-- START OF Source material --
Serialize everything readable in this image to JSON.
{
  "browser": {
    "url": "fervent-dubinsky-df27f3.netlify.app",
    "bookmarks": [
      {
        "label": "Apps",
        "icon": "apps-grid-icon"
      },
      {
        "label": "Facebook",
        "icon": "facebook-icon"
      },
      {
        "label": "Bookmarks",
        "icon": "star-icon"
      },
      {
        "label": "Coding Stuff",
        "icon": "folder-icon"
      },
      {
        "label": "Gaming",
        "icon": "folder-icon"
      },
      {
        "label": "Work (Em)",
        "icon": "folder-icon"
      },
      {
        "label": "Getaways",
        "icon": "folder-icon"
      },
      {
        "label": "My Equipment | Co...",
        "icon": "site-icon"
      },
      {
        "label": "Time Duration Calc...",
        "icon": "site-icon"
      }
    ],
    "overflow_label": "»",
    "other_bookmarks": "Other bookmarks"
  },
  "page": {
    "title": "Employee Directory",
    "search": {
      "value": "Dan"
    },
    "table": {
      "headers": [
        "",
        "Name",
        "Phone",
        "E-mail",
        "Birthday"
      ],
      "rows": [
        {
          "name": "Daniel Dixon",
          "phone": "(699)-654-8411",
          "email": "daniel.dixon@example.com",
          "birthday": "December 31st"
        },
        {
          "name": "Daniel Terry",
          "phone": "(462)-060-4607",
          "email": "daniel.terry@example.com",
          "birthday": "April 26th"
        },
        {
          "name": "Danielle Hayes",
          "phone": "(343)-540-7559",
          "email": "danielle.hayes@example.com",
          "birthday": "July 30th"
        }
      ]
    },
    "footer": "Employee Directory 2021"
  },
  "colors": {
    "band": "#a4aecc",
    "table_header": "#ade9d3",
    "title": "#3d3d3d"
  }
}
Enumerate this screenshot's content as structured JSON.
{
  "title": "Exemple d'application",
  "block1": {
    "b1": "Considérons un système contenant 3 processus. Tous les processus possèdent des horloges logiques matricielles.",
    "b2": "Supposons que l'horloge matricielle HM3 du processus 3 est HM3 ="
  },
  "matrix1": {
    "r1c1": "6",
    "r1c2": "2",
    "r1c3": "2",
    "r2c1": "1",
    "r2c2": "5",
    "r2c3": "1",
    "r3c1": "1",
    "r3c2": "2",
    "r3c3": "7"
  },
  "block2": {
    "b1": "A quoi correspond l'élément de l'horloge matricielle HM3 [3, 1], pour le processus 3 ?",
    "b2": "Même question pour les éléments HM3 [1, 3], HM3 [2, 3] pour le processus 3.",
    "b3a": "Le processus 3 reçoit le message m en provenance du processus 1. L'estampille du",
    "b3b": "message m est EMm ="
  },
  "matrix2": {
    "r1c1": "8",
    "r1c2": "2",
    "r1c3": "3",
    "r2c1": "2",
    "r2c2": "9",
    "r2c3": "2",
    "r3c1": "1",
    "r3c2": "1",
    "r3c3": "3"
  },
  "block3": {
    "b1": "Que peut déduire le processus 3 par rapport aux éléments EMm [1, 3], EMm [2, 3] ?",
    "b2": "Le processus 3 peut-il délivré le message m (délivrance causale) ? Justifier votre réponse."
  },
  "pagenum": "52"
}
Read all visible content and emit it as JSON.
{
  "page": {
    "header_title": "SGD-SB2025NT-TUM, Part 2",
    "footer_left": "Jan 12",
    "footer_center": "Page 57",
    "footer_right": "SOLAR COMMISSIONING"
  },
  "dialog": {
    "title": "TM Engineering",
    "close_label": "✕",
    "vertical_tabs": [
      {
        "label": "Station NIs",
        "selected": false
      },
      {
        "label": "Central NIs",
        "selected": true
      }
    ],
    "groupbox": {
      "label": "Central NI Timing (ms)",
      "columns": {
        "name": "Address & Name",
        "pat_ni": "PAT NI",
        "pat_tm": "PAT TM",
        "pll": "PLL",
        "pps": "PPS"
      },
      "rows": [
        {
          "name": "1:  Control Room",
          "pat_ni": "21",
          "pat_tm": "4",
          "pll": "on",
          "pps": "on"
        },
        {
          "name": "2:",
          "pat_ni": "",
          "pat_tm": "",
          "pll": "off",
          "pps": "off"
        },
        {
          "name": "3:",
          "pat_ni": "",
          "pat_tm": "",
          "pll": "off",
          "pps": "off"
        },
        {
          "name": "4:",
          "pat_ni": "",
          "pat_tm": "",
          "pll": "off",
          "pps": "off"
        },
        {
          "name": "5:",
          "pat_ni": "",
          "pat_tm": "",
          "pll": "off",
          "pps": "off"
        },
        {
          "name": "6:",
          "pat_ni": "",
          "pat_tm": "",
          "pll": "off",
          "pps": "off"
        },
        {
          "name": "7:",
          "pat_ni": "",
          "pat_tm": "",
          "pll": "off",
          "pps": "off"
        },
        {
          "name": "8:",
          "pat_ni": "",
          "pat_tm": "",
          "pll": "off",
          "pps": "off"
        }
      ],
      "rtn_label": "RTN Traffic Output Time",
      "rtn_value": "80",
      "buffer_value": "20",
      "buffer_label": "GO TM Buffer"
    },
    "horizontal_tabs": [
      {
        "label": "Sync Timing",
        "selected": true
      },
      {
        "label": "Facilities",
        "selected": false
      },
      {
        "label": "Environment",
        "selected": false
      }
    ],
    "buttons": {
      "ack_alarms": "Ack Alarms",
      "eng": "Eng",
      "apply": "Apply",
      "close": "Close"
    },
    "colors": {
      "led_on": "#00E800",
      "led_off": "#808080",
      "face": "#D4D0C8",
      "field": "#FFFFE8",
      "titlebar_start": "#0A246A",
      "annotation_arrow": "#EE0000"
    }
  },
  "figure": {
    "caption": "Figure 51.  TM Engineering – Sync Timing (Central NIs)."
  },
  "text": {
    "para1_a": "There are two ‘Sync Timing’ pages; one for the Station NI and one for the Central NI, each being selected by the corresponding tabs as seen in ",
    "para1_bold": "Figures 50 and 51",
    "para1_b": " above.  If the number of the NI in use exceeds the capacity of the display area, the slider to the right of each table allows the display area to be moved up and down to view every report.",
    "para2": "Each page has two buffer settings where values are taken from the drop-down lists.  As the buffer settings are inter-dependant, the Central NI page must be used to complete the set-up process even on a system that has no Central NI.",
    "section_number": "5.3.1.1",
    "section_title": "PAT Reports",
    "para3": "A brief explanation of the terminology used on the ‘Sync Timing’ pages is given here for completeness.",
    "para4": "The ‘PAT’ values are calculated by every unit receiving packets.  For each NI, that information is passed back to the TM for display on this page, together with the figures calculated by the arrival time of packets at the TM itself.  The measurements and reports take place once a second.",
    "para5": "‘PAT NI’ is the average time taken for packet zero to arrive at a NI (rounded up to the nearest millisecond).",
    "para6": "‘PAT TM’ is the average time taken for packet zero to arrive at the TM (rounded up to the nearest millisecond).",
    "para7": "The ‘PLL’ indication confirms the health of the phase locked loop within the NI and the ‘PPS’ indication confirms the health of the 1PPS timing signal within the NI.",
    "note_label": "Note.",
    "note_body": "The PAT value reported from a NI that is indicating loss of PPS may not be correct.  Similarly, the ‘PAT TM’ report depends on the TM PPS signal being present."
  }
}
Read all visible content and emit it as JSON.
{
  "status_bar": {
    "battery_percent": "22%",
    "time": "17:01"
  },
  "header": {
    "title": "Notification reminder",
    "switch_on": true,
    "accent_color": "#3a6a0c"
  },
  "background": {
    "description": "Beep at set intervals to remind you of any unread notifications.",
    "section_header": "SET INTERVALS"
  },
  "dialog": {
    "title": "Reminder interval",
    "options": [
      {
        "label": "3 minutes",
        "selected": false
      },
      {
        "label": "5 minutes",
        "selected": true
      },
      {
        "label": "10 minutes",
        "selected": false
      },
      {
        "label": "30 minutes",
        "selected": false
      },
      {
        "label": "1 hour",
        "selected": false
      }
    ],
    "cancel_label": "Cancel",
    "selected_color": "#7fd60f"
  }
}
-- END OF Source material --
In the records above, locate the lines holding the word "message". Copy each of them.

- **Result of this exercise**
    "b3a": "Le processus 3 reçoit le message m en provenance du processus 1. L'estampille du",
    "b3b": "message m est EMm ="
    "b2": "Le processus 3 peut-il délivré le message m (délivrance causale) ? Justifier votre réponse."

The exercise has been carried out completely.